• _WHAT IS ASKED_
1. In the limits-at-infinity questions, which example contains the limit of $\frac{3+x^6}{x^4+8}$ as $x$ approaches negative infinity?
2. Can you update the limits-at-infinity questions from "State the Product" to "in Example 2a?" so that "conditions" is replaced by "requirements"?
3. Which example labels appear in the limits-at-infinity questions?

• _SELECTION_
What does it mean for a function $f(x)$ to have a finite limit $L$ as $x$ approaches infinity?
How is a horizontal asymptote $y=L$ defined in terms of limits at infinity?
Can a function's graph cross its horizontal asymptote? If so, provide an example or describe one from the text.
State the Product Law for Limits at Infinity. What conditions must be met for it to apply?
What is the value of $ \displaystyle \lim_{x \to \infty} \frac{1}{x^p}$ if $p > 0$? Does this also hold for $x \to -\infty$? Are there any additional conditions for the $x \to -\infty$ case?
When evaluating the limit of a rational function at infinity, what is the common first algebraic step described in Example 2a?
In Example 2b, when simplifying $ \displaystyle \lim_{x \to \infty} \frac{\sqrt{1-x+x^2}}{3-x}$, how is $\sqrt{x^2(\frac{1}{x^2} - \frac{1}{x} + 1)}$ simplified when $x \to \infty$?
How does the simplification in the previous question change if $x \to -\infty$, as in Example 2c? What does $\sqrt{x^2}$ become?
What indeterminate form is encountered in Example 2d, $ \displaystyle \lim_{x \to -\infty} (\sqrt{1-x+9x^2} + 3x)$? What algebraic technique is used to resolve it?
What are the values of $ \displaystyle \lim_{x \to \infty} \tan^{-1}(x)$ and $ \displaystyle \lim_{x \to -\infty} \tan^{-1}(x)$?
State the Squeeze Theorem for Limits at Infinity.
What does it mean if $ \displaystyle \lim_{x \to \infty} f(x) = \infty$?
When evaluating an infinite limit at infinity for a rational function, such as $ \displaystyle \lim_{x \to -\infty} \frac{3+x^6}{x^4+8}$ in Example 1.5.5, what was the general strategy used after dividing by the highest power of $x$ from the original expression?

• _RAW RECORDS_

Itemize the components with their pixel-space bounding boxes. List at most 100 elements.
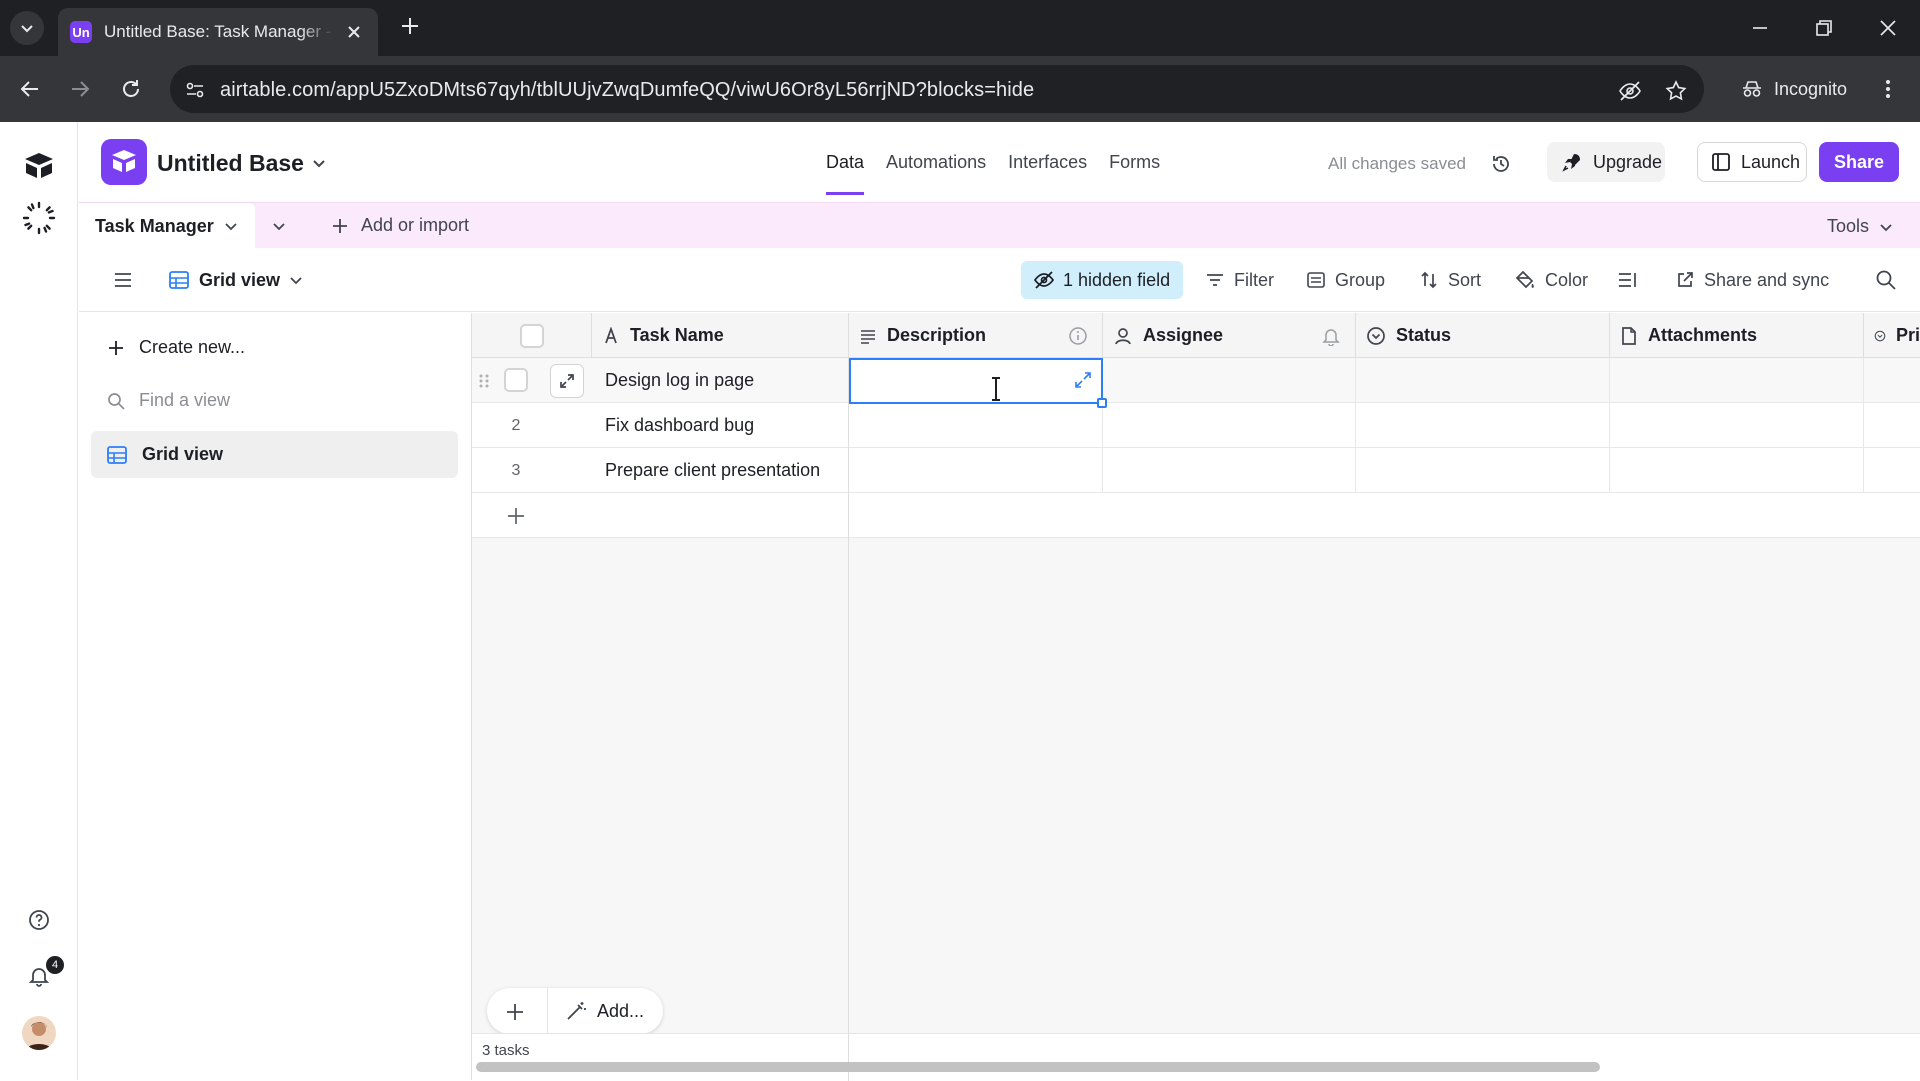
description-cell-selected[interactable] — [849, 358, 1107, 408]
color-label: Color — [1545, 269, 1589, 290]
share-sync-label: Share and sync — [1704, 269, 1830, 290]
attachments-cell[interactable] — [1610, 448, 1864, 493]
info-icon[interactable] — [1068, 326, 1088, 346]
group-button[interactable]: Group — [1306, 248, 1385, 312]
user-avatar-icon — [26, 1022, 52, 1050]
select-all-checkbox[interactable] — [519, 323, 544, 348]
search-icon — [1876, 270, 1896, 290]
description-cell[interactable] — [849, 403, 1103, 448]
view-switcher[interactable]: Grid view — [168, 248, 303, 312]
address-bar[interactable]: airtable.com/appU5ZxoDMts67qyh/tblUUjvZw… — [170, 65, 1704, 113]
tools-label: Tools — [1827, 216, 1870, 236]
status-cell[interactable] — [1356, 403, 1610, 448]
view-name: Grid view — [199, 269, 281, 290]
sidebar-toggle-button[interactable] — [113, 248, 133, 312]
share-and-sync-button[interactable]: Share and sync — [1675, 248, 1829, 312]
eye-off-icon[interactable] — [1618, 79, 1642, 103]
forward-arrow-icon[interactable] — [68, 77, 92, 101]
history-icon[interactable] — [1490, 153, 1512, 175]
reload-icon[interactable] — [119, 77, 143, 101]
restore-icon[interactable] — [1812, 16, 1836, 40]
drag-handle-icon[interactable] — [478, 373, 490, 389]
add-record-plus-icon[interactable] — [505, 1002, 525, 1022]
upgrade-button[interactable]: Upgrade — [1547, 142, 1665, 182]
table-row[interactable]: 2 Fix dashboard bug — [472, 403, 1920, 448]
column-header-attachments[interactable]: Attachments — [1610, 313, 1864, 358]
share-button[interactable]: Share — [1819, 142, 1899, 182]
new-tab-plus-icon[interactable] — [398, 14, 422, 38]
launch-label: Launch — [1741, 151, 1801, 172]
all-tables-chevron-icon[interactable] — [271, 218, 287, 234]
description-cell[interactable] — [849, 448, 1103, 493]
expand-record-button[interactable] — [550, 364, 584, 398]
row-checkbox[interactable] — [504, 368, 528, 392]
add-button[interactable]: Add... — [565, 1000, 644, 1022]
row-number: 2 — [511, 416, 521, 434]
tab-automations[interactable]: Automations — [886, 152, 986, 173]
airtable-home-icon[interactable] — [21, 150, 57, 182]
views-sidebar: Create new... Find a view Grid view — [79, 313, 472, 1080]
find-view-input[interactable]: Find a view — [107, 390, 230, 411]
column-header-status[interactable]: Status — [1356, 313, 1610, 358]
column-header-task-name[interactable]: Task Name — [592, 313, 849, 358]
sidebar-item-grid-view[interactable]: Grid view — [91, 431, 458, 478]
tools-menu[interactable]: Tools — [1827, 216, 1893, 237]
chevron-down-icon[interactable] — [311, 155, 327, 171]
base-name[interactable]: Untitled Base — [157, 150, 304, 177]
color-button[interactable]: Color — [1514, 248, 1588, 312]
site-settings-icon[interactable] — [184, 79, 206, 101]
expand-cell-icon[interactable] — [1073, 370, 1093, 390]
search-button[interactable] — [1875, 248, 1897, 312]
add-import-label: Add or import — [361, 215, 470, 235]
assignee-cell[interactable] — [1103, 358, 1356, 403]
row-height-button[interactable] — [1617, 248, 1639, 312]
attachments-cell[interactable] — [1610, 358, 1864, 403]
column-header-description[interactable]: Description — [849, 313, 1103, 358]
avatar[interactable] — [22, 1016, 56, 1050]
attachments-cell[interactable] — [1610, 403, 1864, 448]
window-close-icon[interactable] — [1876, 16, 1900, 40]
create-new-view-button[interactable]: Create new... — [107, 337, 245, 358]
sort-button[interactable]: Sort — [1419, 248, 1481, 312]
back-arrow-icon[interactable] — [18, 77, 42, 101]
tab-search-button[interactable] — [10, 11, 44, 45]
task-name-cell[interactable]: Design log in page — [605, 370, 754, 391]
plus-icon — [333, 218, 347, 233]
help-icon[interactable] — [27, 908, 51, 932]
minimize-icon[interactable] — [1748, 16, 1772, 40]
tab-interfaces[interactable]: Interfaces — [1008, 152, 1087, 173]
base-logo[interactable] — [101, 139, 147, 185]
add-record-row[interactable] — [472, 493, 849, 538]
column-header-assignee[interactable]: Assignee — [1103, 313, 1356, 358]
records-grid: Task Name Description Assignee Status At… — [472, 313, 1920, 1033]
bookmark-star-icon[interactable] — [1664, 79, 1688, 103]
omni-ai-icon[interactable] — [21, 200, 57, 236]
horizontal-scrollbar[interactable] — [476, 1062, 1600, 1072]
fill-handle[interactable] — [1097, 398, 1107, 408]
text-cursor-icon — [992, 377, 1000, 401]
add-label: Add... — [597, 1000, 645, 1021]
row-number: 3 — [511, 461, 521, 479]
table-row[interactable]: Design log in page — [472, 358, 1920, 403]
incognito-indicator[interactable]: Incognito — [1724, 65, 1854, 113]
column-header-priority[interactable]: Pri — [1864, 313, 1920, 358]
sort-label: Sort — [1448, 269, 1482, 290]
close-icon[interactable] — [344, 22, 364, 42]
table-tab-task-manager[interactable]: Task Manager — [79, 203, 255, 249]
add-or-import-button[interactable]: Add or import — [331, 215, 469, 236]
browser-menu-icon[interactable] — [1878, 79, 1898, 99]
status-cell[interactable] — [1356, 448, 1610, 493]
status-cell[interactable] — [1356, 358, 1610, 403]
tab-data[interactable]: Data — [826, 152, 865, 195]
launch-button[interactable]: Launch — [1697, 142, 1807, 182]
browser-tab[interactable]: Un Untitled Base: Task Manager - Airtabl… — [58, 8, 378, 56]
bell-icon[interactable] — [1321, 326, 1341, 346]
filter-icon — [1207, 274, 1223, 286]
tab-forms[interactable]: Forms — [1109, 152, 1160, 173]
hidden-fields-button[interactable]: 1 hidden field — [1021, 261, 1183, 299]
assignee-cell[interactable] — [1103, 448, 1356, 493]
single-select-icon — [1367, 326, 1385, 345]
filter-button[interactable]: Filter — [1205, 248, 1274, 312]
table-row[interactable]: 3 Prepare client presentation — [472, 448, 1920, 493]
assignee-cell[interactable] — [1103, 403, 1356, 448]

• _SOLUTIONS TO EACH TASK_
1. Example 1.5.5

2.
State the Product Law for Limits at Infinity. What requirements must be met for it to apply?
What is the value of $ \displaystyle \lim_{x \to \infty} \frac{1}{x^p}$ if $p > 0$? Does this also hold for $x \to -\infty$? Are there any additional requirements for the $x \to -\infty$ case?
When evaluating the limit of a rational function at infinity, what is the common first algebraic step described in Example 2a?

3. Example 2a, Example 2b, Example 2c, Example 2d, Example 1.5.5